TEXTE À LIRE:
>>>>

CHAPITRE V

AAyans posé l'anchre, & mis ordre à ce qui nous concernoit, nous descendismes à terre, saluames les Chefs de l'habitation qui nous estoient venu recevoir au Port, & nous entrames dans la Chapelle, où nous rendimes actions de grace à nostre Seigneur de sa divine assistance & en suitte poussez d'un desir extreme de voir nos Freres dans leur petit Convent, nous pensames prendre congé du sieur de Champlain pour nous y rendre au plustost, mais sa charité, outre les pluyes continuelles & l'obscurité du temps, nous en empescherent, & nous retint à coucher jusques au lendemain matin que nous y fusmes conduits par un des Matelots de l'habitation.

Il sembloit que cette affection nous eut faict naistre des aisles aux pieds tant nous allions viste, & ne pensions desja plus à tous nos maux passez. Mon Dieu, il bien vray, vostre joug est doux & suave à ceux qui ont bonne volonté, & n'est pénible qu'à ceux qui n'ont point d'affection pour vostre service. Nous trouvames tous nos Religieux en tres-bonne santé Dieu mercy, lesquels tres-joyeux de nostre venue, & nous au reciproque de leur bonne disposition. Apres le Te Deum, & les actions de graces accoustumées rendues à nostre Sauveur dans nostre Chappelle, nous receumes la charité & bon accueil que nous pouvions esperer de si bons Religieux, discourumes de nostre voyage, & en quelle contrée nous pourrions davantage avancer la gloire de nostre Seigneur, aprés quoy nous primes resolution le P. Joseph, le P. Nicolas & moy de passer aux Hurons, comme au meilleur endroit & où il y avoit plus à profiter pour son service.

<<<<

CONSIGNES:
(1) Dans le récit du débarquement, qui a conduit les arrivants jusqu'au couvent le lendemain matin ?
(2) Selon le récit du débarquement, qu'est-ce qui a empêché les arrivants de rejoindre leurs frères dès le premier soir ? Citez tous les obstacles mentionnés.
(3) Reprenez le récit du débarquement à la suite de sa dernière phrase et poursuivez-le.

ENREGISTREMENTS:
>>>>

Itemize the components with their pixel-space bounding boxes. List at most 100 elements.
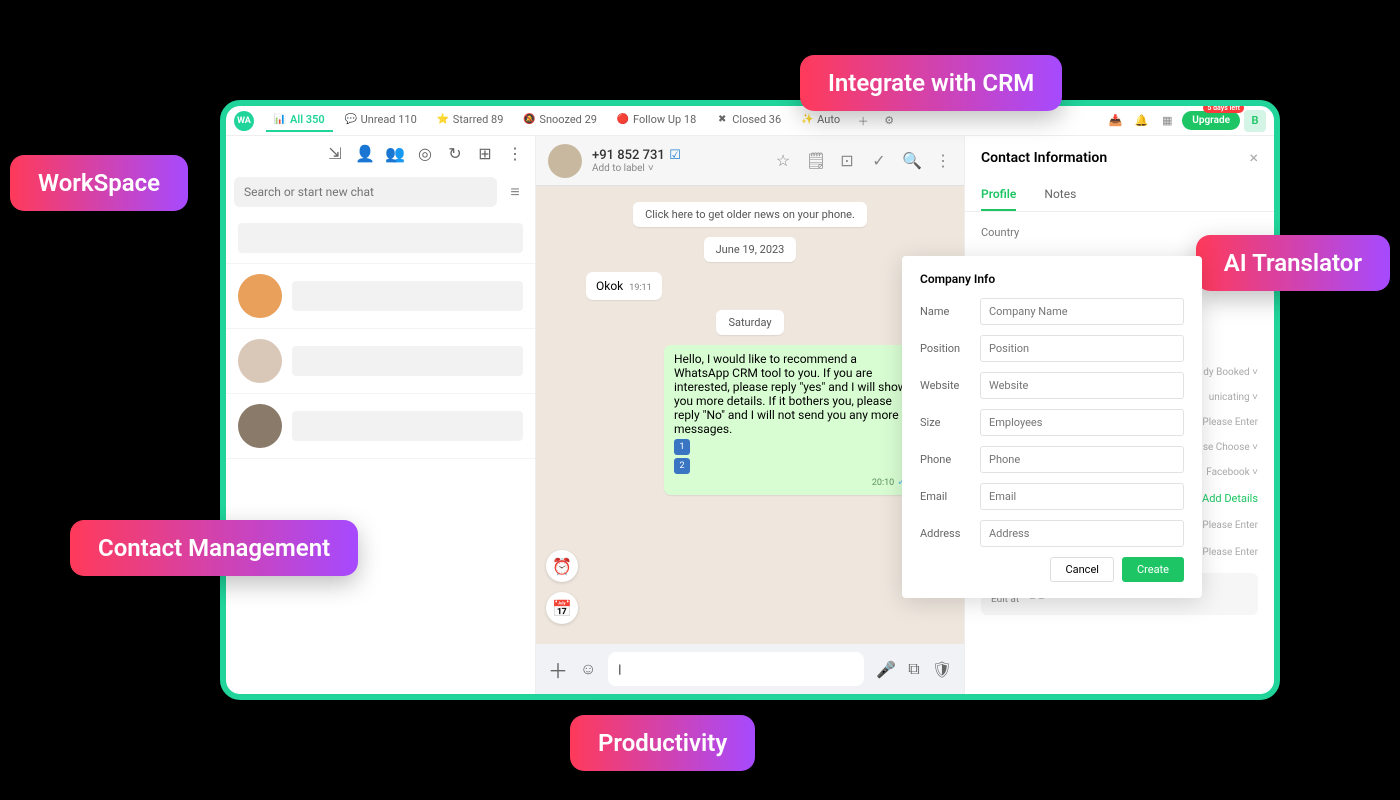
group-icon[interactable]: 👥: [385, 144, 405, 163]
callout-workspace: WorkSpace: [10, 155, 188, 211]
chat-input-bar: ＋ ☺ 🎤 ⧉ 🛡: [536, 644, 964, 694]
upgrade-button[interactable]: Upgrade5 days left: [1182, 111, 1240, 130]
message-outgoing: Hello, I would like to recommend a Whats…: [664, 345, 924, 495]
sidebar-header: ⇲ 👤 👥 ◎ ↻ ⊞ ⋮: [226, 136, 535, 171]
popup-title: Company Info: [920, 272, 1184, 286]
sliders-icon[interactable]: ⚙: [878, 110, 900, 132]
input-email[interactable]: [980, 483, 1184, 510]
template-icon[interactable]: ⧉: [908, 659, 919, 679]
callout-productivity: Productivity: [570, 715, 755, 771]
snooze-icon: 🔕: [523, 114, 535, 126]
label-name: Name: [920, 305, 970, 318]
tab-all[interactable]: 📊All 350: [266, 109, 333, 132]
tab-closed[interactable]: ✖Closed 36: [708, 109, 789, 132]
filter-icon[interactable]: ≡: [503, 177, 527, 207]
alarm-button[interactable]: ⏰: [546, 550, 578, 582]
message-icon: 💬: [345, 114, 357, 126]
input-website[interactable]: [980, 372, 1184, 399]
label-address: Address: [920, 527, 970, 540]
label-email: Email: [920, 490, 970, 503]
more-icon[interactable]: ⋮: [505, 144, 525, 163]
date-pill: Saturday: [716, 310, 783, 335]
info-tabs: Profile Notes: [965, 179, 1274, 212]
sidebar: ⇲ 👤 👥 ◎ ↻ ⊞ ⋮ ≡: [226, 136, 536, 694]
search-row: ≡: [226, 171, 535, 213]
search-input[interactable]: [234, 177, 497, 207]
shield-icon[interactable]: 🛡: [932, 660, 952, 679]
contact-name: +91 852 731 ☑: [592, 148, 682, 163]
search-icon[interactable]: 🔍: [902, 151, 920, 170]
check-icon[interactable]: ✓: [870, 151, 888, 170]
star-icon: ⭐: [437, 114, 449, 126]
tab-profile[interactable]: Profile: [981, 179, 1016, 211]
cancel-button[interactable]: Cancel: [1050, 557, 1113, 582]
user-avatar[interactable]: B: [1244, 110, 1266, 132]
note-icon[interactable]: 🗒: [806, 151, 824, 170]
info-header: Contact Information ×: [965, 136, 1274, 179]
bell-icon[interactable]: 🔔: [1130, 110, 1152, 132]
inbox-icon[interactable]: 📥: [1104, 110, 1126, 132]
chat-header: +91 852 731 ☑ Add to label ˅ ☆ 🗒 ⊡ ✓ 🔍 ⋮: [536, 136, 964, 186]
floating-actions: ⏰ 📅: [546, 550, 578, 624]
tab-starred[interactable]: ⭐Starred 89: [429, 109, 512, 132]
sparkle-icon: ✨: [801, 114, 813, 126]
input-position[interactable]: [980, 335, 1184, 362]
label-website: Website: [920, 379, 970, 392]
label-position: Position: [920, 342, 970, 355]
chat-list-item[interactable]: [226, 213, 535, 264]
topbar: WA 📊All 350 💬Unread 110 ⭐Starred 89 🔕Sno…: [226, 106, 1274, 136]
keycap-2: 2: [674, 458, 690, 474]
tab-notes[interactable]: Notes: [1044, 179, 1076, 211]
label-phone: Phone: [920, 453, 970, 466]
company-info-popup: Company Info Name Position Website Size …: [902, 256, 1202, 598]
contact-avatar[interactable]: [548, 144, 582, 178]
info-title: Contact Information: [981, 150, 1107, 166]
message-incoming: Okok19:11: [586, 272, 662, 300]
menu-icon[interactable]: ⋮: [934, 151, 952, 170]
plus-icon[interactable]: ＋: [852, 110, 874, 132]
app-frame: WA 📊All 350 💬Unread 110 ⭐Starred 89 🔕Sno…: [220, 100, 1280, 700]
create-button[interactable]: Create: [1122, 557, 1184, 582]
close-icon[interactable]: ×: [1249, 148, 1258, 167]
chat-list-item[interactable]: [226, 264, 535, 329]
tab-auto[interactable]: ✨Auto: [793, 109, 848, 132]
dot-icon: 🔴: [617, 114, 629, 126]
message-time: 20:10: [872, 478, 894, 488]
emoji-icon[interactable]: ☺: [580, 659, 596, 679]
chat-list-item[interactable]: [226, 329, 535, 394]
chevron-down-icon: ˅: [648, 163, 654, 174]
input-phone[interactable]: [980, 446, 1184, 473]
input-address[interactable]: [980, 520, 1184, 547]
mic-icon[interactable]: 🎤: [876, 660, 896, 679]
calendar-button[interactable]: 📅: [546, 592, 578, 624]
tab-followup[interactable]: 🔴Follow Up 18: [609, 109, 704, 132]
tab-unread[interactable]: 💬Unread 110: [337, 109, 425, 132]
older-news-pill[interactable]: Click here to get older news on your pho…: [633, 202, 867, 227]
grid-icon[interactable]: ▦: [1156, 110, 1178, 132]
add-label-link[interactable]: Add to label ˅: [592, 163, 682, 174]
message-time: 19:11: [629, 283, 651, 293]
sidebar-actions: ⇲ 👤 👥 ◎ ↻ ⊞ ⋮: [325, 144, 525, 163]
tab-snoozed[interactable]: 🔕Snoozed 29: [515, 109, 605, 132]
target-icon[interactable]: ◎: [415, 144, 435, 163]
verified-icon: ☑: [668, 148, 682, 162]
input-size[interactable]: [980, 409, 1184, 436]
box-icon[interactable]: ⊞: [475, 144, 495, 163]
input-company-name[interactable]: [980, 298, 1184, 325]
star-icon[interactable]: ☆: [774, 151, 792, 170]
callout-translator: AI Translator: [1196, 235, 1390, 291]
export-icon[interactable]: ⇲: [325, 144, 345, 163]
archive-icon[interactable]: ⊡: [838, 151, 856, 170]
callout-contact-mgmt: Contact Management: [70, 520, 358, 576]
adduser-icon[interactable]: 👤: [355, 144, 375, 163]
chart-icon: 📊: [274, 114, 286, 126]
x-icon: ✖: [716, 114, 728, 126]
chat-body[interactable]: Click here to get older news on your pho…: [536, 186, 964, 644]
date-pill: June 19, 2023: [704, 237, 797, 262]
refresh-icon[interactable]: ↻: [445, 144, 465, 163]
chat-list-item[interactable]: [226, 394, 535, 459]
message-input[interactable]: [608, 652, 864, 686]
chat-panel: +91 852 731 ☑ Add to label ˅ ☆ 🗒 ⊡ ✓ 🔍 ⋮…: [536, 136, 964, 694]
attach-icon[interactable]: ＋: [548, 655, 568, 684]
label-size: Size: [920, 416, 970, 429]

<<<<

RÉPONSES ATTENDUES:
(1) Un des matelots de l'habitation.

(2) La charité du sieur de Champlain, les pluies continuelles et l'obscurité du temps.

(3)
Et en attendant que les barques montassent à la Traicte, je consideray tous les environs de nostre petit Convent, & la maison de Kebec, bastie sur le bord d'un destroit du fleuve sainct: Laurens, qui n'a en cet endroit qu'environ une petite demie lieue de largeur, au pied d'une montagne, au sommet de laquelle est le petit fort de bois basty pour la deffence du païs. Ceste maison de Kebec est à present un assez beau logis, environné d'une muraille en quarré, avec deux petites tourelles aux coins d'en haut que l'on y a faictes depuis peu pour la seureté du lieu, mais au bout du compte il est tres-facile de prendre le fort & la maison sans canon, car il n'y a rampars ny murailles, qui vous puisse empescher d'emporter le tout à coups de main.

Il y a un autre logis au dessus de la terre haute en lieu fort commode, qui y a esté basty par le deffunct Hebert, où sa femme & ses enfans nourrissent quantité de bestail, qu'il y avoit faict passer de France. Ils ont aussi un grand desert joignant leur maison, auquel ils font tous les ans quantité de bled d'Inde & des pois, qui se traictent par aprés aux Sauvages pour des pelleteries. Je vis un jeune pommier, qui avoit esté apporté de Normandie, chargé de fort belles pommes, & des jeunes plantes de vignes, qui y estoient tres-belles, & tout plein d'autres petites chose, qui tesmoignoient la bonté de la terre.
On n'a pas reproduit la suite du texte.